*What is needed*. Reproduce every entry below precisely; do not include the pictures.

*Supplied material*.

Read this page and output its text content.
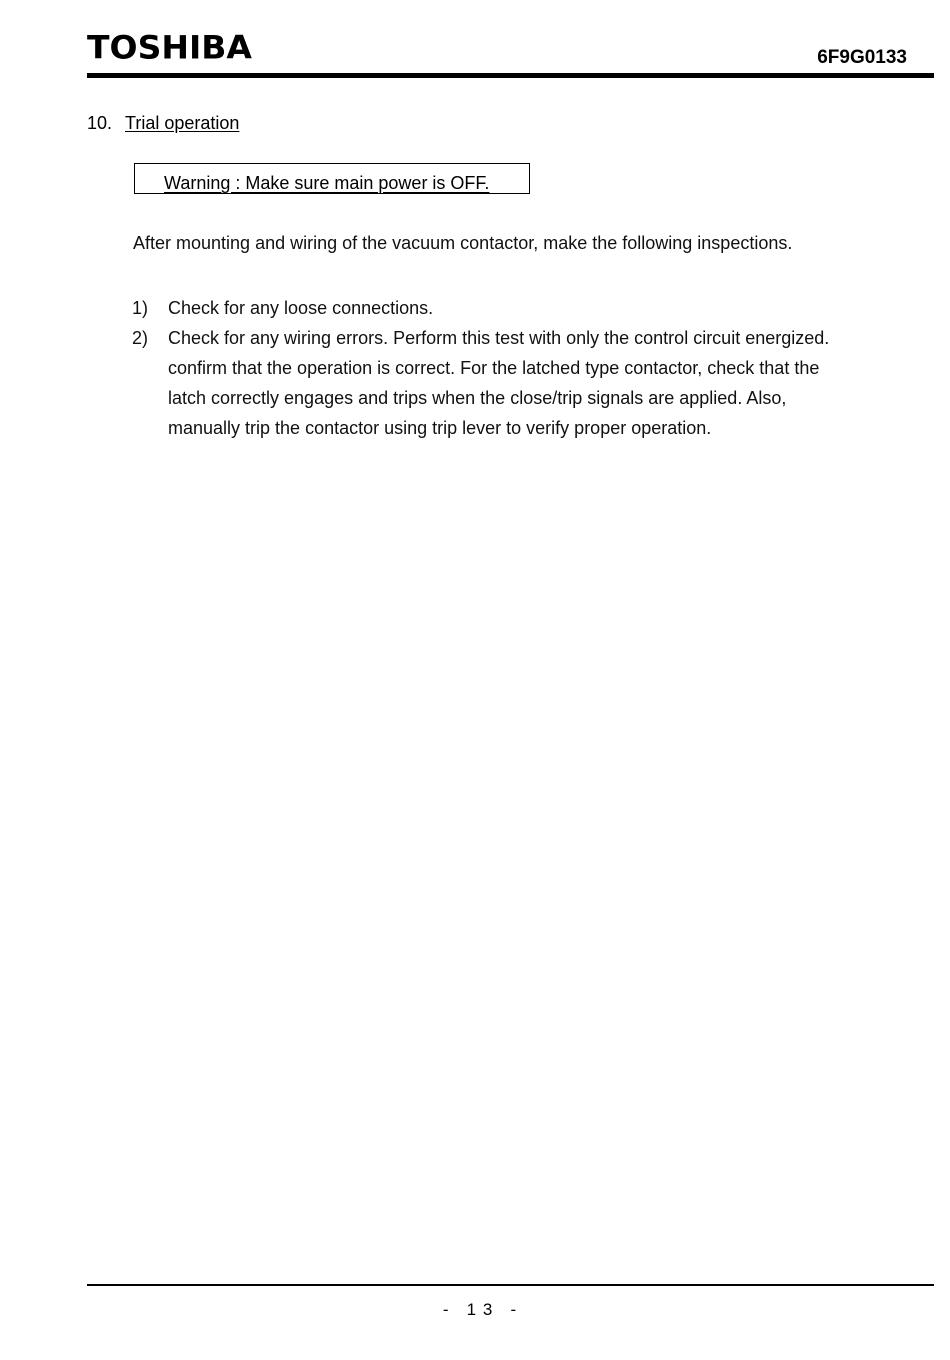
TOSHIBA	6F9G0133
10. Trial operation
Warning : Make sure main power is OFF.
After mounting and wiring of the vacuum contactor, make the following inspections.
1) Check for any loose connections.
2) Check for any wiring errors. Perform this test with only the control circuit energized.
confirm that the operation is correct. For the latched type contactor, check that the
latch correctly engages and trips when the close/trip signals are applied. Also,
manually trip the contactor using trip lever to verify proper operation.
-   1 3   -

*Written solution*.
Read this page and output its text content.
TOSHIBA	6F9G0133
10. Trial operation
Warning : Make sure main power is OFF.
After mounting and wiring of the vacuum contactor, make the following inspections.
1) Check for any loose connections.
2) Check for any wiring errors. Perform this test with only the control circuit energized.
confirm that the operation is correct. For the latched type contactor, check that the
latch correctly engages and trips when the close/trip signals are applied. Also,
manually trip the contactor using trip lever to verify proper operation.
-   1 3   -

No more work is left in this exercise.